--- begin ---
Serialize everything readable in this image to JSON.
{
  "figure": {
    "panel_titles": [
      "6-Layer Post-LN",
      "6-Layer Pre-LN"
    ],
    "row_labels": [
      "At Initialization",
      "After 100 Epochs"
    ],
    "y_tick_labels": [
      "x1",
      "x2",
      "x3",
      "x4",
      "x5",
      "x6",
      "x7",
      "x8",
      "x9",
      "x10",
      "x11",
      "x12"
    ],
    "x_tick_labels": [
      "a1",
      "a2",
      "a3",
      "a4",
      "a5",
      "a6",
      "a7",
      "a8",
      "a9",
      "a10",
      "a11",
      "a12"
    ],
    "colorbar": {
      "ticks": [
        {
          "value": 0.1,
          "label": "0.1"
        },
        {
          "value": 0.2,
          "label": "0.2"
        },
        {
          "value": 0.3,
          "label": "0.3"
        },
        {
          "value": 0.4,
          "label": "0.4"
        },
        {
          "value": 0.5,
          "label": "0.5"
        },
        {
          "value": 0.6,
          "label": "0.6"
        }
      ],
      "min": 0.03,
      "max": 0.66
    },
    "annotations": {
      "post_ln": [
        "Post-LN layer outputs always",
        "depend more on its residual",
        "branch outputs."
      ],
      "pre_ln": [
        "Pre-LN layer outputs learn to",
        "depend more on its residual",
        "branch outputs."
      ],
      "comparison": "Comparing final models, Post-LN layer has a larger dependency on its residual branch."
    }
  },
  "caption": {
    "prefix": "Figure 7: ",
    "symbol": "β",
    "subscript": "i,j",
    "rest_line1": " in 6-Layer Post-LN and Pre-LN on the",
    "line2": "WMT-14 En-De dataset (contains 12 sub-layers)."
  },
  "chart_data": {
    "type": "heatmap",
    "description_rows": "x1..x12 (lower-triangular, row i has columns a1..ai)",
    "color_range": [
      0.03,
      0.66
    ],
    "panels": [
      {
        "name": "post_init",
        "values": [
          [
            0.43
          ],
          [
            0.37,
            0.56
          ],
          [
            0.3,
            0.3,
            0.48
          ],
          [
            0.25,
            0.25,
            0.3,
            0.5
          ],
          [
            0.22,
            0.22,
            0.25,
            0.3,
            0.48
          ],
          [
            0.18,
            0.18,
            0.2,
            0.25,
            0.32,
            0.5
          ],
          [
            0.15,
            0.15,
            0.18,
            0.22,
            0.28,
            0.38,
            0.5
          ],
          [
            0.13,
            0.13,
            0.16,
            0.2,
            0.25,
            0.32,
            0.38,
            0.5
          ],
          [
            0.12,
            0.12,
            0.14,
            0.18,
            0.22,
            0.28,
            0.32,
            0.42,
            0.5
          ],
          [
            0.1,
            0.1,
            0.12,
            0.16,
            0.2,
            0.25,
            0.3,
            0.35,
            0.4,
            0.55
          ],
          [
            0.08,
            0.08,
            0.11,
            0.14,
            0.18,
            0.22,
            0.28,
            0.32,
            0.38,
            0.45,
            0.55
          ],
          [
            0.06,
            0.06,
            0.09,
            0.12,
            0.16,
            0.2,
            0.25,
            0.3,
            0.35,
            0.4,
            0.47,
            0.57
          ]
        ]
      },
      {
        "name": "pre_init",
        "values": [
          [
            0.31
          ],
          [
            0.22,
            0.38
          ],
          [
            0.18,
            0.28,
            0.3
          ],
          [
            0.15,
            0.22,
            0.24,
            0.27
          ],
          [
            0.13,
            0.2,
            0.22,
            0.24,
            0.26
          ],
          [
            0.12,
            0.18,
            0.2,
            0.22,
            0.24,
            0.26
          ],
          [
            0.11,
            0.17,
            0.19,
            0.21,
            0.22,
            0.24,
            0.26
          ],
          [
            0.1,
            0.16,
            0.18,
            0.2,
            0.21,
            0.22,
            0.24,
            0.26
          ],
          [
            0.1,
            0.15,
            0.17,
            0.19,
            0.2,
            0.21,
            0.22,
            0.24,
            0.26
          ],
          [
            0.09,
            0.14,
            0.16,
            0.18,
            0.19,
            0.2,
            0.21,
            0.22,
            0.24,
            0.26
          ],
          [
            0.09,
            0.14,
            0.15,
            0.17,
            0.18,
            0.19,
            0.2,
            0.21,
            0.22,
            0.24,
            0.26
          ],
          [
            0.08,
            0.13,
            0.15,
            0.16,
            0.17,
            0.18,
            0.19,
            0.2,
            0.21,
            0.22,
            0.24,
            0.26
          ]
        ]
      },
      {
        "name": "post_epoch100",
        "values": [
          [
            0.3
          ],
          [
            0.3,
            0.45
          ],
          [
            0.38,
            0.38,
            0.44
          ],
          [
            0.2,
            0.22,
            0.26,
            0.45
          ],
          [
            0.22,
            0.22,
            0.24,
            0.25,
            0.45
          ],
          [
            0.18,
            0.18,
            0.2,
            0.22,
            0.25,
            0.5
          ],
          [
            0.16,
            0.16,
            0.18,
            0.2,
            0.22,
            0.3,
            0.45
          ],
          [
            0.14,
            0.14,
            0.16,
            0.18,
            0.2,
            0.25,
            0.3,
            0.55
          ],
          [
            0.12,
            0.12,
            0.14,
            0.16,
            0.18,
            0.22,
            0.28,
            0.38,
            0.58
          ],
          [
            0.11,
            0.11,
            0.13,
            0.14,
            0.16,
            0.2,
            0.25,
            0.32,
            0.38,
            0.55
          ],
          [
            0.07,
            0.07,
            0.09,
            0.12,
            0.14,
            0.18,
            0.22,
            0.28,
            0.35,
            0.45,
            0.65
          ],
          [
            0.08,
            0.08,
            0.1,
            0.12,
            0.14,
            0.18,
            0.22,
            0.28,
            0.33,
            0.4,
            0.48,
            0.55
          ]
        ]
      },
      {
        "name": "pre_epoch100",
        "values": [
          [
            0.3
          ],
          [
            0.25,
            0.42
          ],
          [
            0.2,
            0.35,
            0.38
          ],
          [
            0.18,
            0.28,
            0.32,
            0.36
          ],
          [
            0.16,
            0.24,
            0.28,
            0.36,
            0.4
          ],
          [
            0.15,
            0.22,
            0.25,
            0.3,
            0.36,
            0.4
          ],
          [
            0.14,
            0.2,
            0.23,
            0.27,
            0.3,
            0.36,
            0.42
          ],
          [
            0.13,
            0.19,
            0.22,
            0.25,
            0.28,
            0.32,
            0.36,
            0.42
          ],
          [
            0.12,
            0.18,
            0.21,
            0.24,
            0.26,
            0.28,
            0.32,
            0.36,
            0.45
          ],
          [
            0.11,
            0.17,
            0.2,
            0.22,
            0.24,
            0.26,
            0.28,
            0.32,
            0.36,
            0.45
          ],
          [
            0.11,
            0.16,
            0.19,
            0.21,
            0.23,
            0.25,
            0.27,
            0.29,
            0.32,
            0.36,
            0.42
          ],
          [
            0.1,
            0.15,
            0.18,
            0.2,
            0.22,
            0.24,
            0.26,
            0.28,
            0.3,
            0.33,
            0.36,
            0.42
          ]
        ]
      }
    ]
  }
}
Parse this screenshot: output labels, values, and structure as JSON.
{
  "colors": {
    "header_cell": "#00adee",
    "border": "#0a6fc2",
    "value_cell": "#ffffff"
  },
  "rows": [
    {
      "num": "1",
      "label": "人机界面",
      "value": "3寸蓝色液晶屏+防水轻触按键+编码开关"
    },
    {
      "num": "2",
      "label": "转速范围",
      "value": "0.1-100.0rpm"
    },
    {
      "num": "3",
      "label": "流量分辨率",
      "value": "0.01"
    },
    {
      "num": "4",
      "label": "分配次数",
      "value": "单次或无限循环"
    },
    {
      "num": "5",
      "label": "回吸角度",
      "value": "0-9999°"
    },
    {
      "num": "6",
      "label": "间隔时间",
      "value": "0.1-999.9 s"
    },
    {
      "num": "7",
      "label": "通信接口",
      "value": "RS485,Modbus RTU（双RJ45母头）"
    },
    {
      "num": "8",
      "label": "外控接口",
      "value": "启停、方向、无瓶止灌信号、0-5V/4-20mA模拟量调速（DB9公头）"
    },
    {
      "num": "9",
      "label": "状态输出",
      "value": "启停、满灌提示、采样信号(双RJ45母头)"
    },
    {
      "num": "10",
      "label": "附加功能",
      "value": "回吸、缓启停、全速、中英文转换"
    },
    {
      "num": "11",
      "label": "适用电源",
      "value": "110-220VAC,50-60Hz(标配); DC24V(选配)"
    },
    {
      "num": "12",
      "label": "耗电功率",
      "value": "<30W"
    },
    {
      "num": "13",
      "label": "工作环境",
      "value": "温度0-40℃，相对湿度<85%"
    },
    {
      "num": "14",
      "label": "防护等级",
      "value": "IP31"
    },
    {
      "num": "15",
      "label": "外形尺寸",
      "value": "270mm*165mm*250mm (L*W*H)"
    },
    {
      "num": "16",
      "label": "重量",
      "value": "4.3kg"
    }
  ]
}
--- end ---
PROBLEM DESCRIPTION. Return every line from the records above that holds the word "outputs".

WRITTEN SOLUTION.
        "Post-LN layer outputs always",
        "branch outputs."
        "Pre-LN layer outputs learn to",
        "branch outputs."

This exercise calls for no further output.